**Task description:**
Locate every line that holds the string "name" and copy it.

Records about charts and figures
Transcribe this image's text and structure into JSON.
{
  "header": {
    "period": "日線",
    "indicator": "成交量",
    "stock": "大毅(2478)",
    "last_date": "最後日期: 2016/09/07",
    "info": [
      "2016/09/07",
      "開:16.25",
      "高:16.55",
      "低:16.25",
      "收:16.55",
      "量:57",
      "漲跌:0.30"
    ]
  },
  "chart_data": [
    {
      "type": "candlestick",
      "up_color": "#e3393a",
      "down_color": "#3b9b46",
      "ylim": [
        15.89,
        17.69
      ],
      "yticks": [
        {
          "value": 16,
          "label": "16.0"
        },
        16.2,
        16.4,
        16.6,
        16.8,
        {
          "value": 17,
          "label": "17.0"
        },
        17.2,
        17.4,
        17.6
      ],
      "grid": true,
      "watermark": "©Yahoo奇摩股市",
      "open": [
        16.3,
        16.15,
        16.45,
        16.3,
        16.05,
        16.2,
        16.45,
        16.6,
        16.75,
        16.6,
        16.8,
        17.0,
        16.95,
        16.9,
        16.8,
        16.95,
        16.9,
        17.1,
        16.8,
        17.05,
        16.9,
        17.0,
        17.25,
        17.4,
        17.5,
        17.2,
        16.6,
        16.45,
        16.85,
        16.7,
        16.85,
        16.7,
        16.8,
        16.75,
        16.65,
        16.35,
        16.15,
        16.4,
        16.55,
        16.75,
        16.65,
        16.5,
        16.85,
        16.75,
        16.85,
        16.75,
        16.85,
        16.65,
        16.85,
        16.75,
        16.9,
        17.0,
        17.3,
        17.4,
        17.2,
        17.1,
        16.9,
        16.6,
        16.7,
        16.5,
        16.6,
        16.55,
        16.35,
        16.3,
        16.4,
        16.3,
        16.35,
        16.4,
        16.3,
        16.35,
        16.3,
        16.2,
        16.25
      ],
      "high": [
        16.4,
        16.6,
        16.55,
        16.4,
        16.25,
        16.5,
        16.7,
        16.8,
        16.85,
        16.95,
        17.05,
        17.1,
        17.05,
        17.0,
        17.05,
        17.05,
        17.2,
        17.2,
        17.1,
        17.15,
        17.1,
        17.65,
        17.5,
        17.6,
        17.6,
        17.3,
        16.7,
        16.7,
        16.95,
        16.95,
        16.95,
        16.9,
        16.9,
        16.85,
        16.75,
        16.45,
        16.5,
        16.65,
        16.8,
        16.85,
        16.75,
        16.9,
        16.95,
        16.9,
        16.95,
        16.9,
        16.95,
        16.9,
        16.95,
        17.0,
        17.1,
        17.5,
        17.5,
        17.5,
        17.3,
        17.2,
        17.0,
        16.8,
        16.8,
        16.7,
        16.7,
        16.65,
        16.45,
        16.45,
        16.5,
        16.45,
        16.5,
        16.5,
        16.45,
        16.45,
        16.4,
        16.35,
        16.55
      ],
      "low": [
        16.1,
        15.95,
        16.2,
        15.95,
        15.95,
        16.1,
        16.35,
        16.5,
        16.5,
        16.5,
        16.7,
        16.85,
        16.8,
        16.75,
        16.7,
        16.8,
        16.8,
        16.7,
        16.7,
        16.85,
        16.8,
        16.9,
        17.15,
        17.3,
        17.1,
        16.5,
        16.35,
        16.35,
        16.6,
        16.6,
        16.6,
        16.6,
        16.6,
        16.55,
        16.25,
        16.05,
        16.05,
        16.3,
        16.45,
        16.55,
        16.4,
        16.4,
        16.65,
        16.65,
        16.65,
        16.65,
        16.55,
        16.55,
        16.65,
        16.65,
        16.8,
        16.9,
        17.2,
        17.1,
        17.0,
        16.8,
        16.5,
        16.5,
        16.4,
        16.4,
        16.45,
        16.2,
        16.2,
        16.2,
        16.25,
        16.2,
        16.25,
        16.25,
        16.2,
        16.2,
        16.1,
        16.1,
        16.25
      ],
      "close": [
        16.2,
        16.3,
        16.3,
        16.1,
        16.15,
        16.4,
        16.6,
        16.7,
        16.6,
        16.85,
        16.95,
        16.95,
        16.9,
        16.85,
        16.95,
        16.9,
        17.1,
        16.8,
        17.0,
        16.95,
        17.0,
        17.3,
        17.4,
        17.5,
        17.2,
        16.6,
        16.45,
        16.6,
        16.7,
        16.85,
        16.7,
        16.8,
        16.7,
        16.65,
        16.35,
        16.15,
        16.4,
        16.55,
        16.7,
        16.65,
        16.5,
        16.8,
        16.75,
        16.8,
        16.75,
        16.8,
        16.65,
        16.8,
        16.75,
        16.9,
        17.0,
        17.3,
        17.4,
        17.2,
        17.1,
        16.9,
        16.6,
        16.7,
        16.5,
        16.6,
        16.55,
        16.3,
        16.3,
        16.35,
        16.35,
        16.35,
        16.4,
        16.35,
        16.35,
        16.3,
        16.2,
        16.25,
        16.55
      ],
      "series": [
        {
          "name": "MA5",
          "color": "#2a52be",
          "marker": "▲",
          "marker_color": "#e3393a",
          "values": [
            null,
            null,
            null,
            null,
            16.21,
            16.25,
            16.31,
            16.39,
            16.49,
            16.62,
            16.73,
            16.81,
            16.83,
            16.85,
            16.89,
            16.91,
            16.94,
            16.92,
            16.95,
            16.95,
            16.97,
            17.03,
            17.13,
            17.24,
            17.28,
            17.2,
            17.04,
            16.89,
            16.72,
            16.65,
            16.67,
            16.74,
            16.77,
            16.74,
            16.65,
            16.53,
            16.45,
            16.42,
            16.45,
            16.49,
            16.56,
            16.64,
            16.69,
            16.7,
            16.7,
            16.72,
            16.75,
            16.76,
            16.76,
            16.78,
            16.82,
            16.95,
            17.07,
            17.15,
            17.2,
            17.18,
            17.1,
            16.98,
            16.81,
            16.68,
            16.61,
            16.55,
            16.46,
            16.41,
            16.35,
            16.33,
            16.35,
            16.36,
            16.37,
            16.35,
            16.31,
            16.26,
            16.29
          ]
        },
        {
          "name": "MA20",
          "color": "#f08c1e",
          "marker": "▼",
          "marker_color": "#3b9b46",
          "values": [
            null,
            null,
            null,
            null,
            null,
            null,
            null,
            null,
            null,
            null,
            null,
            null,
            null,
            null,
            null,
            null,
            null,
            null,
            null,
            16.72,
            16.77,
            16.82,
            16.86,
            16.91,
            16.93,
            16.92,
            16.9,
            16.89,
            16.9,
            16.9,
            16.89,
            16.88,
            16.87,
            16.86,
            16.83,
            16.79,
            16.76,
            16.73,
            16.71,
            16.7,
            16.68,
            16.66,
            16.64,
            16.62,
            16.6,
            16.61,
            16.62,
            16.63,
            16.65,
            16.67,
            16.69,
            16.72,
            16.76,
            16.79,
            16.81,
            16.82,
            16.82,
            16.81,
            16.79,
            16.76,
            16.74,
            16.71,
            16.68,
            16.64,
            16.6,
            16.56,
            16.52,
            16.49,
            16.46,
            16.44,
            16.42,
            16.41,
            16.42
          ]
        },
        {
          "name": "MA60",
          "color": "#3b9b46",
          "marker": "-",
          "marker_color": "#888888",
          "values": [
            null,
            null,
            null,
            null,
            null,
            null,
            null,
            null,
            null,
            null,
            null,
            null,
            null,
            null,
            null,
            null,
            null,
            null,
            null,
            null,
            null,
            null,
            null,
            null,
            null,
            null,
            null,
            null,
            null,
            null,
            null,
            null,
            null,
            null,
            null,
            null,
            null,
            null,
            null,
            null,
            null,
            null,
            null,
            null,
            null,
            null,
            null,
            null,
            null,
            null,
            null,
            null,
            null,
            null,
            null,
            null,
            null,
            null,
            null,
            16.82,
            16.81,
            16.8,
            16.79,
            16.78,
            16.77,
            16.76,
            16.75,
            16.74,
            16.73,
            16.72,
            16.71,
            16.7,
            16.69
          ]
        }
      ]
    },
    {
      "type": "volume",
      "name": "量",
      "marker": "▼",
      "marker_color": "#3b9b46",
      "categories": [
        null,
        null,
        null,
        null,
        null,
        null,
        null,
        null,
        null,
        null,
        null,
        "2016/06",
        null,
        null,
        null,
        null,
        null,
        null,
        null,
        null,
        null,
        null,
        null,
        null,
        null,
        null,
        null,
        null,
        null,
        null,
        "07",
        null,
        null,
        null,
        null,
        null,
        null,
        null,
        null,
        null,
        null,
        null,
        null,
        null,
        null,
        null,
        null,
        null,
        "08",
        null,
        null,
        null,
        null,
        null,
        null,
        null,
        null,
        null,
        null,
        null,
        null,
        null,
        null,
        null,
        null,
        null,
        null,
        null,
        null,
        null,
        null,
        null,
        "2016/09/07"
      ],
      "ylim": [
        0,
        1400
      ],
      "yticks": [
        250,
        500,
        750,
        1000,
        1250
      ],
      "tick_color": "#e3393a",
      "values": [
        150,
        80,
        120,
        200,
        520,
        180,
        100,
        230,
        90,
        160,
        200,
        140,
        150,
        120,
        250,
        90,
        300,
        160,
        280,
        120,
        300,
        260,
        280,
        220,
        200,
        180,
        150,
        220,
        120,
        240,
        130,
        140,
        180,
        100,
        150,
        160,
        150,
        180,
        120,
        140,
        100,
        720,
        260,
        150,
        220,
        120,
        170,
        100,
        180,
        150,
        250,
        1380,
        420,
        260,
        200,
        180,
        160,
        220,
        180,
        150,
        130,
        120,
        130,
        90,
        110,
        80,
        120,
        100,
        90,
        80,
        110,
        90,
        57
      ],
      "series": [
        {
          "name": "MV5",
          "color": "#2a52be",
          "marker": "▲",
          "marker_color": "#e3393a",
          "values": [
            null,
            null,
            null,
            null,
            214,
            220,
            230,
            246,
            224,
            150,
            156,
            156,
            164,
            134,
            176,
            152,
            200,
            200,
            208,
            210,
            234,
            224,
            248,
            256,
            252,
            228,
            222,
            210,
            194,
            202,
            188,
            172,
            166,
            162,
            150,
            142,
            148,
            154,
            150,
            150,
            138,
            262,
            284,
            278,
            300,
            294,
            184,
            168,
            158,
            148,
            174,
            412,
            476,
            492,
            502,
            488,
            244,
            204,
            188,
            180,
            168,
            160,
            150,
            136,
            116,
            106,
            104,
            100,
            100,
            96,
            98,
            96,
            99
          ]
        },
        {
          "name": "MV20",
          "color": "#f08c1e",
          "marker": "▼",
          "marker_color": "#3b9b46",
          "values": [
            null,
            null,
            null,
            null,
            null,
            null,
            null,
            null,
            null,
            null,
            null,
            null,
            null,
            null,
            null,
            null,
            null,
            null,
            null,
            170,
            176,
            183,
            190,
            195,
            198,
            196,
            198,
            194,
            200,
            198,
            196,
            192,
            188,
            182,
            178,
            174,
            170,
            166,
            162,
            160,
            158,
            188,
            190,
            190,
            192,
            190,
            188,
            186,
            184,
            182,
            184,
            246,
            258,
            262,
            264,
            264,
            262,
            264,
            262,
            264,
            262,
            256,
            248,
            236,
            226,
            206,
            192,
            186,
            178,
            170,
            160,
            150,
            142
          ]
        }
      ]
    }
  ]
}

**Full output:**
          "name": "MA5",
          "name": "MA20",
          "name": "MA60",
      "name": "量",
          "name": "MV5",
          "name": "MV20",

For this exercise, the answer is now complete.